GIVEN EXERCISE - Scan the records and identify every line in which the string "القرشي" occurs, then return those lines.

DATASET ENTRIES -
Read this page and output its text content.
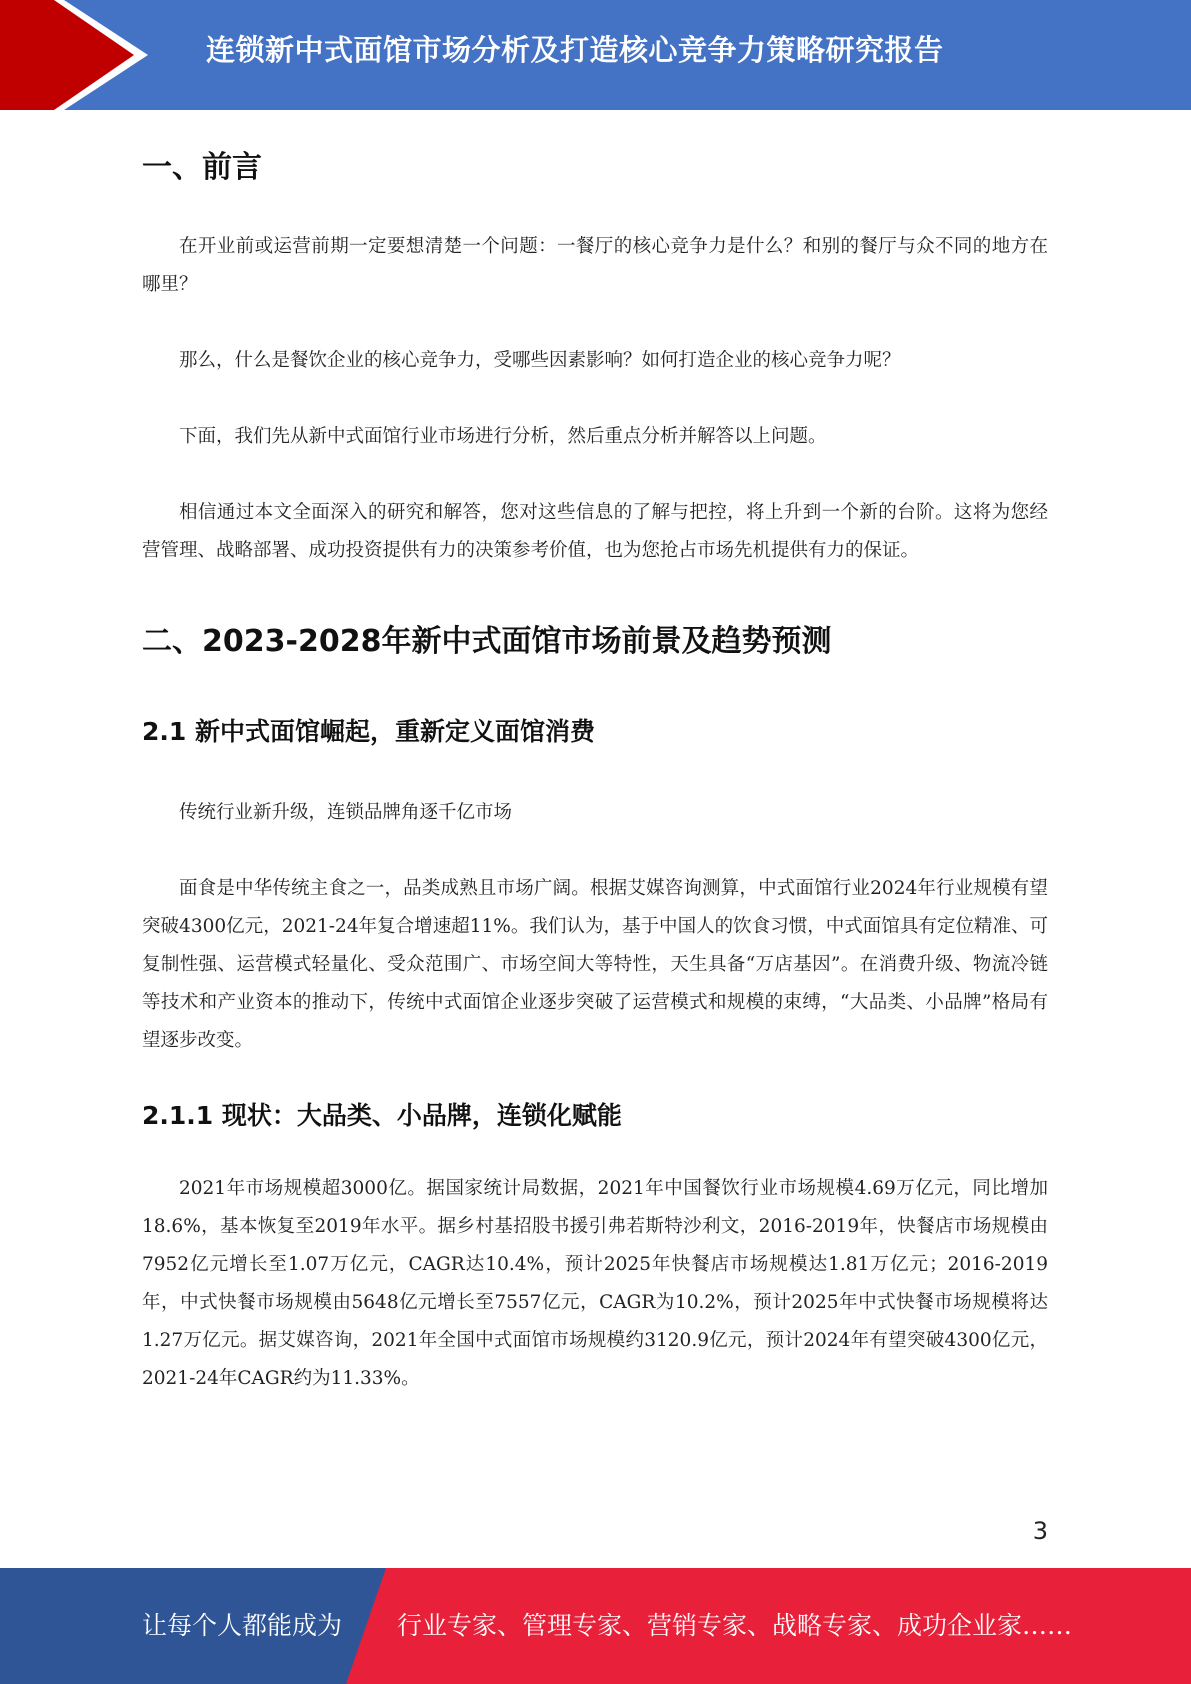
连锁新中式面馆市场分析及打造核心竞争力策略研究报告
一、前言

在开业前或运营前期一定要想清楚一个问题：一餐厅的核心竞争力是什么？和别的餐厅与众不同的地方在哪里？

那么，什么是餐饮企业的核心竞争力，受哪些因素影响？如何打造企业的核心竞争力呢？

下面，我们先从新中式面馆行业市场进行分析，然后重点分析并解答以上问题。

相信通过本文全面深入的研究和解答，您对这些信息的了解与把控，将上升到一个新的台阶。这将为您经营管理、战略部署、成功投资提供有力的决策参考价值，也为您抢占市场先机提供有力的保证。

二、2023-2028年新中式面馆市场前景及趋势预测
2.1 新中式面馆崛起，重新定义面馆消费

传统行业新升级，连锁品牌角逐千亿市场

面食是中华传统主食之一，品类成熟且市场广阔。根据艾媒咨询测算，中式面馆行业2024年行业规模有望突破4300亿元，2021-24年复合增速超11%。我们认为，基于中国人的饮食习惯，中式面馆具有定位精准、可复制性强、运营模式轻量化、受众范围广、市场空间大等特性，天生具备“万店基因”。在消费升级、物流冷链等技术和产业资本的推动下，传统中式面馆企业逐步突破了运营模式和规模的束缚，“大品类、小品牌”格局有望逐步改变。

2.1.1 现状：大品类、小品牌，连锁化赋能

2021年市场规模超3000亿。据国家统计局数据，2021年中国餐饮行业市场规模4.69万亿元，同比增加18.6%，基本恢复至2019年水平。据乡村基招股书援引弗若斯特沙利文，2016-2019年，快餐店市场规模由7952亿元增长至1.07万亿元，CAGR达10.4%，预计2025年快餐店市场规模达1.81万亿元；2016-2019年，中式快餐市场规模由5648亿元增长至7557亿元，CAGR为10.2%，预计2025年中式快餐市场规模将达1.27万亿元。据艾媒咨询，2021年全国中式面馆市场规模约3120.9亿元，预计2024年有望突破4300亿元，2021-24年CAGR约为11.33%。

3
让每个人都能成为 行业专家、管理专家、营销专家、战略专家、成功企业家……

* * *

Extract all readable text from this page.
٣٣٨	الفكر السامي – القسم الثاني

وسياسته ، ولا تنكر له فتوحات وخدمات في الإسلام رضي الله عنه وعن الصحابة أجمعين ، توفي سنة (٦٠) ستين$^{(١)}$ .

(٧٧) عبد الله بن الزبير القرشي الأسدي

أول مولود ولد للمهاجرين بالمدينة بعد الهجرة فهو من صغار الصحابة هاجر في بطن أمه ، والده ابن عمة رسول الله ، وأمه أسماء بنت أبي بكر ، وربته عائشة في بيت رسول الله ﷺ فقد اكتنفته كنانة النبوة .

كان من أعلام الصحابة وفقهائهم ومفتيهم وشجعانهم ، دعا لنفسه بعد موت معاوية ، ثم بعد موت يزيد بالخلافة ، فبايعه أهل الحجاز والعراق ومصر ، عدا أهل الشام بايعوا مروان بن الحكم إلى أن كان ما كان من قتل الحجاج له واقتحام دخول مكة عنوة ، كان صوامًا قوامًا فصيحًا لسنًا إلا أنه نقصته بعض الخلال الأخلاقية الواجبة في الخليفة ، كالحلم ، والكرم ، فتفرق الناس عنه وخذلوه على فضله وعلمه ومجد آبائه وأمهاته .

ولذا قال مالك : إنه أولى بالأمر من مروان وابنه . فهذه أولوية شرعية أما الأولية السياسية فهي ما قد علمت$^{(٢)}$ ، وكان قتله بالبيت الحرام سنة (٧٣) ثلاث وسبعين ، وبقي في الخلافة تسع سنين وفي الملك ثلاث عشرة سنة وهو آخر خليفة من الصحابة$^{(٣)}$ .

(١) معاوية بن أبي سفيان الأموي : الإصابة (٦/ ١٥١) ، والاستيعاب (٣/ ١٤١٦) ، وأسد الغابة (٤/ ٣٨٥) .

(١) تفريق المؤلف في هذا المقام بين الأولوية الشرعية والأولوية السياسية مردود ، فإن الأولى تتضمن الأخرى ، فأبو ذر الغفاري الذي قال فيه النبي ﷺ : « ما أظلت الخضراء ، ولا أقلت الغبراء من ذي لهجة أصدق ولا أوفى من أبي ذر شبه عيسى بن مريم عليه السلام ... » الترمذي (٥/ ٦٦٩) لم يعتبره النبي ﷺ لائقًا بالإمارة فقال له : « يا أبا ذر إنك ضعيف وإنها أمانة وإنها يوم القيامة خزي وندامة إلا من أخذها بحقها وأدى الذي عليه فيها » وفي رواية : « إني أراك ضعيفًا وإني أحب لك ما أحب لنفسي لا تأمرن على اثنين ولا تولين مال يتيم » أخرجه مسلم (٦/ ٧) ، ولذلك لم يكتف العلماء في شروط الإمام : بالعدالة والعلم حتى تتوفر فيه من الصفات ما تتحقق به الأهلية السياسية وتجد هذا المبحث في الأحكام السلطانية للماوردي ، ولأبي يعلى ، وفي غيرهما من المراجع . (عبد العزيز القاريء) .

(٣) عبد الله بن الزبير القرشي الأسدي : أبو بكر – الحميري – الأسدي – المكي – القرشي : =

THE REPLY -
(٧٧) عبد الله بن الزبير القرشي الأسدي
(٣) عبد الله بن الزبير القرشي الأسدي : أبو بكر – الحميري – الأسدي – المكي – القرشي : =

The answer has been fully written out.